Within the records that follow, find every line containing the string "Connecting". Copy those lines.

== Data items ==
###
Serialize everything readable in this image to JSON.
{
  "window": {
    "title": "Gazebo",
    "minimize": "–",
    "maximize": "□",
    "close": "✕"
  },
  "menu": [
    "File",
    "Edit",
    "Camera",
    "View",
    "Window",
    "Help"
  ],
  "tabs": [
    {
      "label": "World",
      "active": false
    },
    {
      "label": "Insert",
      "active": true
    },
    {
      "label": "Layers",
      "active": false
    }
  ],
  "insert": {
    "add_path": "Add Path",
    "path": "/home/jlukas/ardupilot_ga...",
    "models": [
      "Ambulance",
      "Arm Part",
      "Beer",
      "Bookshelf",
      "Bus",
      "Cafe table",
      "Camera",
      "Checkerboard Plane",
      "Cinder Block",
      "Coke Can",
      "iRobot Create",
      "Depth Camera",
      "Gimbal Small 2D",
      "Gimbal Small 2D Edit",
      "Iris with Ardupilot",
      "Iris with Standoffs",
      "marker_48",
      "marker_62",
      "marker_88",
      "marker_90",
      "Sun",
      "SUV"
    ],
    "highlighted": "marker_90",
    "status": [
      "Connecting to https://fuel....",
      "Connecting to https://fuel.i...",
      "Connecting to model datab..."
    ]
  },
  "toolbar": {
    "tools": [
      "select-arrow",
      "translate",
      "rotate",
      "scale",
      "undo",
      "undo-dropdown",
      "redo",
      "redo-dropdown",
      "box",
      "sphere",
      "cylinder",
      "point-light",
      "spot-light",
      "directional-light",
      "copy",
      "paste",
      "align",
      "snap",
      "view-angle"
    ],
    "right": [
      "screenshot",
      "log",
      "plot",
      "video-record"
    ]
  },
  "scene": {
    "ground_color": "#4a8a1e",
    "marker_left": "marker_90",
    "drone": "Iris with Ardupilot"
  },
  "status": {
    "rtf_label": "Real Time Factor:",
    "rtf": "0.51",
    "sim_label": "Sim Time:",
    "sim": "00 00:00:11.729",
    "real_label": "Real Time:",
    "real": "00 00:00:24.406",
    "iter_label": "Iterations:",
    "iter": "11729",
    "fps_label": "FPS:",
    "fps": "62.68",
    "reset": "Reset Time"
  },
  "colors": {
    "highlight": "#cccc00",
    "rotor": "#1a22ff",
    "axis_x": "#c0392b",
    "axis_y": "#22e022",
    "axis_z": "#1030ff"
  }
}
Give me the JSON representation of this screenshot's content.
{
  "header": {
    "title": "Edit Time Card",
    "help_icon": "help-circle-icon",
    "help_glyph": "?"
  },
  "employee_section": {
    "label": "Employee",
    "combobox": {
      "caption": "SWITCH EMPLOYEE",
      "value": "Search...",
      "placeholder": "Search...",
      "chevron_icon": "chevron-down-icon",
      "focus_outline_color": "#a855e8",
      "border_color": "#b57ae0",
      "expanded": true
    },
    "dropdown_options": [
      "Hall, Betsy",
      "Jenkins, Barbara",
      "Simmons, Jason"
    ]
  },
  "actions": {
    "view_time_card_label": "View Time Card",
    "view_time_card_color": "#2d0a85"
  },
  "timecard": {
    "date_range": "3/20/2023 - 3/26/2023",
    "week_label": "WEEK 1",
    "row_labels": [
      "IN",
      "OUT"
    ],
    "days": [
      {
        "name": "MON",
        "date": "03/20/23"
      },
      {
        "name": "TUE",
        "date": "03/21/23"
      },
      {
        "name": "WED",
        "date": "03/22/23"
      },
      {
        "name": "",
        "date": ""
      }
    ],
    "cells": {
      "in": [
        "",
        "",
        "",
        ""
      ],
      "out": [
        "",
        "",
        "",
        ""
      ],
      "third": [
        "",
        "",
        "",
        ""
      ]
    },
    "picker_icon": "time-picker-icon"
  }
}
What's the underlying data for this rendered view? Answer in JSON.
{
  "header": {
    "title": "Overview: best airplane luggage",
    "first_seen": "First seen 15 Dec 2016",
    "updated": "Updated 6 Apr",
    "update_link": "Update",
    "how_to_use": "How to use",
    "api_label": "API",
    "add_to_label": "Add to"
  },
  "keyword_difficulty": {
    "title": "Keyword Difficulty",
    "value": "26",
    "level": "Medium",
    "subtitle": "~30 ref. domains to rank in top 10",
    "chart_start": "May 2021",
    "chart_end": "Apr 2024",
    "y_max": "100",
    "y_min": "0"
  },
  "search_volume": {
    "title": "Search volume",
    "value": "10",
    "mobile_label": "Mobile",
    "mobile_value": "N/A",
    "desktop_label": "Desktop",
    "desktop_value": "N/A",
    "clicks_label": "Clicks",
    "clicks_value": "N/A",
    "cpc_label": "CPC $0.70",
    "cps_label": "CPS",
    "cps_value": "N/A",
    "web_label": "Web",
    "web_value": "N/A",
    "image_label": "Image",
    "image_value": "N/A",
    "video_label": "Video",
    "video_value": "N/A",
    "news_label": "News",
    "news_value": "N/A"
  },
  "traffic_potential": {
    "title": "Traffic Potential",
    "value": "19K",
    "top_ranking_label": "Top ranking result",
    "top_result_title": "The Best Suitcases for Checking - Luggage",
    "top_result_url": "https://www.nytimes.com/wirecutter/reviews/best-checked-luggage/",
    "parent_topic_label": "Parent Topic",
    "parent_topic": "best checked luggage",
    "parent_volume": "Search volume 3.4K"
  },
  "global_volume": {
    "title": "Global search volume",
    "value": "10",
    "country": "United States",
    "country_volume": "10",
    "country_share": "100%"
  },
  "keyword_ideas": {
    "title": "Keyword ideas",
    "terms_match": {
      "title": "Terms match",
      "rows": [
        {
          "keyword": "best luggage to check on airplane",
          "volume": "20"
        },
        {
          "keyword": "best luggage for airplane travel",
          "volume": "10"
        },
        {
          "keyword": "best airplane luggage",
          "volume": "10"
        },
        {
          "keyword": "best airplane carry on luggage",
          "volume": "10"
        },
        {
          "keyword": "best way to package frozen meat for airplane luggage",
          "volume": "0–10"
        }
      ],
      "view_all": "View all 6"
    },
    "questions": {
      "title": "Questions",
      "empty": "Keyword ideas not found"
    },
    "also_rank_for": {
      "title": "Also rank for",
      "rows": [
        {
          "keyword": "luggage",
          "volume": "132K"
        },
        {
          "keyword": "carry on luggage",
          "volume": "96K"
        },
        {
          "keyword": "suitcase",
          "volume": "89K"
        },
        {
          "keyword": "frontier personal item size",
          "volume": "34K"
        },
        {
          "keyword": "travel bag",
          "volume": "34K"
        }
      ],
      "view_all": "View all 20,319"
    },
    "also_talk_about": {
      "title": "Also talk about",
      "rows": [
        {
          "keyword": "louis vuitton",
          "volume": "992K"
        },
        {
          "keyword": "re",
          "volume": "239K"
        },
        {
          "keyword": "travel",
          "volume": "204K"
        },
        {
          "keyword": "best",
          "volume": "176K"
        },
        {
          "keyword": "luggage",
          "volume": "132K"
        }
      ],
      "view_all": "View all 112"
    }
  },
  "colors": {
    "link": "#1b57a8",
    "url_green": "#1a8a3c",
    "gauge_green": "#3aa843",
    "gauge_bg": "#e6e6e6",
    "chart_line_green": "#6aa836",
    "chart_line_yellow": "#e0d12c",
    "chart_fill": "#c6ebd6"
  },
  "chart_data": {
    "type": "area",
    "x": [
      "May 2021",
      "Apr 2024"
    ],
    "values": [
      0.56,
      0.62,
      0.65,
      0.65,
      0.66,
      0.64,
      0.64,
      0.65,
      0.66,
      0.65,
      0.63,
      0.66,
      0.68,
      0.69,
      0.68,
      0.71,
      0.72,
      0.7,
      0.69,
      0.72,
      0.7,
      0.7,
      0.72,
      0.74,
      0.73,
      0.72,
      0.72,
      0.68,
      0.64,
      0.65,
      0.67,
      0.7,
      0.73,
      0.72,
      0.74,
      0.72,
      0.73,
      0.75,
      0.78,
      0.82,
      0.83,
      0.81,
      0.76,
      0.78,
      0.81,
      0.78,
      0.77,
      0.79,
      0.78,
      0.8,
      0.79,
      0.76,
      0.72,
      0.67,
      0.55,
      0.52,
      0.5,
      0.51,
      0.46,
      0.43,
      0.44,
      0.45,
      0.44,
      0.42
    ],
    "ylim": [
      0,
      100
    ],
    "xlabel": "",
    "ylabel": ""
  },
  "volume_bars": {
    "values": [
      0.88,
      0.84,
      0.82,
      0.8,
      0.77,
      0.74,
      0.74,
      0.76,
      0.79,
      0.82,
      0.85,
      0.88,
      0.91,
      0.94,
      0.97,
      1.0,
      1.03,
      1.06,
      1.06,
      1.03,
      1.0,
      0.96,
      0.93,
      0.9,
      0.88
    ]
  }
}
###
== EXERCISE RESPONSE ==
      "Connecting to https://fuel....",
      "Connecting to https://fuel.i...",
      "Connecting to model datab..."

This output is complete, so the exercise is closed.